No noble issues or motives
are involved here, but a strict morality and justice seem to work
themselves out. The Coens’ (Joel and Ethan) handling of violence is
actually exemplary, since there is no easy pain, no facile multiplication
of corpses. The situations are a bit grisly but softened by artful
treatment and subdued comic undertone in the Hitchcock manner.
Despite its surface
realism, Simple is as much a puzzle as any Agatha Christie
story. In a classic performance, M. Emmett Walsh as a double-crossing
private detective makes the slimeball hall of fame. Satisfactory
for mature fans of the genre.
ALEC
GUINNESS
ALEC GUINNESS died August
5 at age 86. He was so gentle, so humane, so modest and self-effacing.

Information shown →
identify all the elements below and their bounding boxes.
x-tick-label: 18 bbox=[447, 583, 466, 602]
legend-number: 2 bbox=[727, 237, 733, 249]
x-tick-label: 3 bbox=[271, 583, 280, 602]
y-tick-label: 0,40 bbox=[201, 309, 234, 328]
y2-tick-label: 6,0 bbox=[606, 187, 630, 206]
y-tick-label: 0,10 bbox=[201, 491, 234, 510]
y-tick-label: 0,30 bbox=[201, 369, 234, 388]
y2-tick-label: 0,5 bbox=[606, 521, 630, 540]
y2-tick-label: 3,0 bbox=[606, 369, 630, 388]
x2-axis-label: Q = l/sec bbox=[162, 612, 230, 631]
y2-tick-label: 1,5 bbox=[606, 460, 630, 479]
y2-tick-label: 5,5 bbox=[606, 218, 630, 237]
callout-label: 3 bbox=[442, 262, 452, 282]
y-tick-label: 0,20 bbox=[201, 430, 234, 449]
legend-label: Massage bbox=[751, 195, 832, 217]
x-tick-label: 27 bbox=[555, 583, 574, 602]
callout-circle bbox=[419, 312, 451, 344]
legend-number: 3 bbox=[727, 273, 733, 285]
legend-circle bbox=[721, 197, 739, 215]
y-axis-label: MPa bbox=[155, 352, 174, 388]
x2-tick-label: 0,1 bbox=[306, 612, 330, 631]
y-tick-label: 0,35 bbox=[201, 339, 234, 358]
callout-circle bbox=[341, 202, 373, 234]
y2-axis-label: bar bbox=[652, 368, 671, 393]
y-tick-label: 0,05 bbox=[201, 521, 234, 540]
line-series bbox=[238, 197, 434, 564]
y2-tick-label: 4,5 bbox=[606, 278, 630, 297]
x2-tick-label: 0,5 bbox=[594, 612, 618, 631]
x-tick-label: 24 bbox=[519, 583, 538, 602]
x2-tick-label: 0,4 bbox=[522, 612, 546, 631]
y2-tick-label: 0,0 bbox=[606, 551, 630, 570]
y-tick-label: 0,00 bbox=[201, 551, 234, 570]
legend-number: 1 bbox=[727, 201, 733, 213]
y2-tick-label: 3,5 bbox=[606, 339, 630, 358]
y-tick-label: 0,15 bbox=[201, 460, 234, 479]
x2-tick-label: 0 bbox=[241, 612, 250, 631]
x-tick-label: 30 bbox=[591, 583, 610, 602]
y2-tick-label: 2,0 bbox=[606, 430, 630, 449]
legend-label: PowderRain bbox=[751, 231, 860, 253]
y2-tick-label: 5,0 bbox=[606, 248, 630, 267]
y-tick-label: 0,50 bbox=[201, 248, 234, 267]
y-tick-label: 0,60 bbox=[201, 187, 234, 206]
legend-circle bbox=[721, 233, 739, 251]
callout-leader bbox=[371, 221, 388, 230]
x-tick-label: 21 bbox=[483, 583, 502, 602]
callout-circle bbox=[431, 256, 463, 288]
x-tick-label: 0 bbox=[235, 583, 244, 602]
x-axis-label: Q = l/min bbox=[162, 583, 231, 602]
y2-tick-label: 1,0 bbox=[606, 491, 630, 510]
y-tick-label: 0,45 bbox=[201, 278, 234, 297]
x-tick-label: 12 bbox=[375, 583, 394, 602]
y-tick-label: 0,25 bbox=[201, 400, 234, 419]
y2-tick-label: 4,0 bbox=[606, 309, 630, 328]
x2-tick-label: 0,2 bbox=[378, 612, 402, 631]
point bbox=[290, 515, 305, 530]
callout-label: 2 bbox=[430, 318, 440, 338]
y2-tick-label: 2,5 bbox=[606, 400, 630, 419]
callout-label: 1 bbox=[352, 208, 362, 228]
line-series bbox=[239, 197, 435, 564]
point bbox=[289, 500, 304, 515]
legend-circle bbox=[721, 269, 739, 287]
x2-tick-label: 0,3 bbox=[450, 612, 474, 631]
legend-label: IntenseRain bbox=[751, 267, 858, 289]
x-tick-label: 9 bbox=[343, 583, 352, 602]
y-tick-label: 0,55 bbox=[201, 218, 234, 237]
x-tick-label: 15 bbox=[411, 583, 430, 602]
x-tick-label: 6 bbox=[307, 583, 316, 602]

Instructions for the task → How would you put this sentence from the film review into Spanish: "Despite its surface realism, Simple is as much a puzzle as any Agatha Christie story."? You can set the data aside; it isn't needed here.

Finished task → A pesar de su realismo en la superficie, Simple es un rompecabezas en la misma medida que cualquier historia de Agatha Christie.